给定文本:
稳定表达Cas9蛋白的SW620细胞株构建

摘要 目的：建立稳定表达Cas9蛋白的SW620人结肠癌细胞系的单克隆细胞株，提高基因编辑效率，为利用基于CRISPR/Cas9技术的高通量筛选结肠癌相关致病基因提供细胞工具。方法：用Cas9慢病毒侵染SW620细胞系，用致死剂量的puro筛选5-7天，通过有限稀释法获得单克隆细胞株。提取单克隆细胞基因组进行Sanger测序，筛选出含有Cas9基因序列的单克隆细胞株。利用基于SSA修复荧光素酶的报告系统检测单克隆细胞株中Cas9的编辑活性，并通过细胞增殖实验检测Cas9蛋白的表达是否影响细胞增殖。结果：获得了两个表达Cas9蛋白的SW620单克隆细胞株，并通过Sanger测序验证了Cas9序列；荧光素酶报告系统检测显示单克隆细胞株的Cas9蛋白有较高的编辑活性；细胞增殖实验显示Cas9蛋白的表达对SW620增殖活性影响不大。结论：本研究利用慢病毒感染的方式，构建了稳定表达Cas9蛋白的SW620单克隆细胞株，为后续大规模筛选与人结肠癌相关的基因突变提供了细胞工具。

Construction of Monoclonal SW620 Stably Expressing Cas9

ABSTRACT Objective: Establish monoclonal SW620 cell lines stably expressing Cas9 to improve gene editing efficacy and provide cellular tools for CRISPR/Cas9-based high-throughput screening. Methods: We used Cas9 lentivirus to infect the SW620 cell line and used lethal doses of puromycin to screend the SW620 cell line for 5-7 days. The genomes of monoclonals were extracted for Sanger sequencing to detect the Cas9 fragment. We determined the editing activity of Cas9 in monoclonals by the single strand annealing (SSA) based luciferase reporter assay, and used the cell proliferation assay to determine whether Cas9 expression affected cell proliferation. Results: We obtained two monoclonals of SW620 expressing Cas9 and verified the Cas9 fragment by Sanger sequencing; the SSA based reporter assay showed high editing activity of Cas9; and the cell proliferation assay showed that Cas9 expression had little effect on the proliferation of SW620. Conclusion: In this study, we constructed a monoclonals of SW620 stably expressing Cas9 using lentiviral infection, thus providing a cellular tool for subsequent large-scale screening of genetic mutations associated with human colon cancer.

所给数据:
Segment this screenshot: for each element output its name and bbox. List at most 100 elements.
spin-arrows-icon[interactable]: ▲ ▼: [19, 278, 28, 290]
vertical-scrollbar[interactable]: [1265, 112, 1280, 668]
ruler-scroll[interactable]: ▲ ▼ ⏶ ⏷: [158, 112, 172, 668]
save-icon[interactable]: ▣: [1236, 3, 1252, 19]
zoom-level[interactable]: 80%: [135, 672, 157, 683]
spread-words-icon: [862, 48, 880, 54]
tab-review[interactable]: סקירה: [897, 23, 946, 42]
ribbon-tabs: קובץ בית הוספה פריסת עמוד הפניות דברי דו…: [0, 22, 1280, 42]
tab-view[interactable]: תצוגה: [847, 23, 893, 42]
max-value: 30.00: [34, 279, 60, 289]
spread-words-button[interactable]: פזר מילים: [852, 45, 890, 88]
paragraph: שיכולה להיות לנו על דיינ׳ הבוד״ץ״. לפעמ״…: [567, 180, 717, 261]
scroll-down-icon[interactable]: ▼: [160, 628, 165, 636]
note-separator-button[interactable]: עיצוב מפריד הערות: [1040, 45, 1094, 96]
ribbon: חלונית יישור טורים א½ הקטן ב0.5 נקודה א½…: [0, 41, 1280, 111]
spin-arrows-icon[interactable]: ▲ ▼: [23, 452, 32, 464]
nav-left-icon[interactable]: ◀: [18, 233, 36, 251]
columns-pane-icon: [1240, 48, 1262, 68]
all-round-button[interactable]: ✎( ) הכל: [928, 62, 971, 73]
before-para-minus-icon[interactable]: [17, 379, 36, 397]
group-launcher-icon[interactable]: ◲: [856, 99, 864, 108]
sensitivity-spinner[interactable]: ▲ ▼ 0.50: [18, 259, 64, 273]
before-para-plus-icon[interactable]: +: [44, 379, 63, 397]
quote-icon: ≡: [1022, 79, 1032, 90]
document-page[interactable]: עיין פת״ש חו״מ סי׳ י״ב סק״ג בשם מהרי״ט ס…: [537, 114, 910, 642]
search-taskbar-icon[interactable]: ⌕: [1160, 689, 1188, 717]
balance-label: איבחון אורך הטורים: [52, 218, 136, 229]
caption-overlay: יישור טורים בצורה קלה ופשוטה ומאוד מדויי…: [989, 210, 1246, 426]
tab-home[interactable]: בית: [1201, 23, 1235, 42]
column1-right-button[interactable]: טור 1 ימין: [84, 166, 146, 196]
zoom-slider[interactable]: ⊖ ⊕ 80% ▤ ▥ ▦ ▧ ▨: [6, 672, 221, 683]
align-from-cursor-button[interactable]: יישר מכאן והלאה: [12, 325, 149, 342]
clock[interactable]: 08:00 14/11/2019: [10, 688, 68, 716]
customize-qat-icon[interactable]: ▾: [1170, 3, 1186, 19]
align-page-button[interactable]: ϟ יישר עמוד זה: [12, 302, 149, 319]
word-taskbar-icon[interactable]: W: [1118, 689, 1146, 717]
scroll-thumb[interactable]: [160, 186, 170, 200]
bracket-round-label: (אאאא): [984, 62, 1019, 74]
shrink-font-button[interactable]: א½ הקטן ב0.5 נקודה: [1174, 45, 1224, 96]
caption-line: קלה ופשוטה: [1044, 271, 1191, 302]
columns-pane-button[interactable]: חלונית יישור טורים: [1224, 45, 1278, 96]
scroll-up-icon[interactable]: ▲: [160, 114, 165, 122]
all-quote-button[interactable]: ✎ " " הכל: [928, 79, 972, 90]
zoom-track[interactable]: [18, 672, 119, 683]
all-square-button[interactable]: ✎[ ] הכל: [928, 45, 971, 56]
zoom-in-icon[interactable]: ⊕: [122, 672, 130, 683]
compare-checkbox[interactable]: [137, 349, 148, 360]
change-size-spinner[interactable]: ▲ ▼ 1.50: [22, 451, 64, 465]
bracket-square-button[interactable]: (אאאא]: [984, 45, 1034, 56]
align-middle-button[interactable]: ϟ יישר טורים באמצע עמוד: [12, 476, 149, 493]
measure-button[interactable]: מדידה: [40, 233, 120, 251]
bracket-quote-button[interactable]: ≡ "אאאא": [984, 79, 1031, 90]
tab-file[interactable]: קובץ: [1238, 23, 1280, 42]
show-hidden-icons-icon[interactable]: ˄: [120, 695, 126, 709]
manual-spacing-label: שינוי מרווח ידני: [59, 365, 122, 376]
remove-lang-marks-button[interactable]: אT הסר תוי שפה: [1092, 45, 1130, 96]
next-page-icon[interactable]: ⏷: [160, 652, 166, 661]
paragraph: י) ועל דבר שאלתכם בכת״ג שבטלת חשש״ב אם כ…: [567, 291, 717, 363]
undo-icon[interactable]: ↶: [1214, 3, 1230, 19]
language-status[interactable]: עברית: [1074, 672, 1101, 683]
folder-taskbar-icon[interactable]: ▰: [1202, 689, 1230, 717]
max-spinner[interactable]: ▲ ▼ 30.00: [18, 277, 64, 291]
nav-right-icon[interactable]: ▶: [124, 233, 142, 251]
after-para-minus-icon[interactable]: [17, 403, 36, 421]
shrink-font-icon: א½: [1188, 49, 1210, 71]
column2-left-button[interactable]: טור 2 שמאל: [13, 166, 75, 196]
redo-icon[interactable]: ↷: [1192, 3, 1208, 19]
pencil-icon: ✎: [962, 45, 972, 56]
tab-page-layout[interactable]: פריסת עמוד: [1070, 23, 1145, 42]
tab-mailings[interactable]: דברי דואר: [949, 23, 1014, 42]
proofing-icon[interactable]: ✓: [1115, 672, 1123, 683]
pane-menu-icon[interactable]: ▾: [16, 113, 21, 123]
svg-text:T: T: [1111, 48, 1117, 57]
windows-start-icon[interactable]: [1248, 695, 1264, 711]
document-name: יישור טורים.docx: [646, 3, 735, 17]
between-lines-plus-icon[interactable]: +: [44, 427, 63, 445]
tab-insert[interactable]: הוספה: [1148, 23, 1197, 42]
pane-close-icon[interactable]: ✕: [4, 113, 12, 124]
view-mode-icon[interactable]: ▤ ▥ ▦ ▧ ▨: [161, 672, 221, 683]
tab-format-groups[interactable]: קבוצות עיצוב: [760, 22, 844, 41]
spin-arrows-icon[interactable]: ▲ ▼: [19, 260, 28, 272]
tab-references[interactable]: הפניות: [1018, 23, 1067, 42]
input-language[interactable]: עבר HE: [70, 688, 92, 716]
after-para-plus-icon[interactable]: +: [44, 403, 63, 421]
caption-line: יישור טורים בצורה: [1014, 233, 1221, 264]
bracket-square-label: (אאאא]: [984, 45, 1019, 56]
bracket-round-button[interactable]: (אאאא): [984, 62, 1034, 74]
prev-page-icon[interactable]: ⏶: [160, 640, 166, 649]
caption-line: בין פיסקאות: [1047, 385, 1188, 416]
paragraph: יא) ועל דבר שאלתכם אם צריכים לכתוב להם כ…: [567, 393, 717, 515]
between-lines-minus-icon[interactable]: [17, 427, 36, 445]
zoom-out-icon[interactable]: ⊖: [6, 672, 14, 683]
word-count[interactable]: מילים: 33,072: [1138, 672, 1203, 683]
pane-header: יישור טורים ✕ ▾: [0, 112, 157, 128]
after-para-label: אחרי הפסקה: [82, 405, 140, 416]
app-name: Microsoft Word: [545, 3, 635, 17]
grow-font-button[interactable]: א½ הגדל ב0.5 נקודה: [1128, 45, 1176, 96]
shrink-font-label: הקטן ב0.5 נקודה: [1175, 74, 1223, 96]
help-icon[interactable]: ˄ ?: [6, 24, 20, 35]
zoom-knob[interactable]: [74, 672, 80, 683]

任务目标:
根据给定文本回答：
1. 用致死剂量的puro筛选了多少天？
2. 单克隆细胞株是通过什么方法获得的？
3. 最终获得了几个表达Cas9蛋白的SW620单克隆细胞株？
仅依据给定文本作答。

任务结果:
1. 5-7天。
2. 有限稀释法。
3. 两个。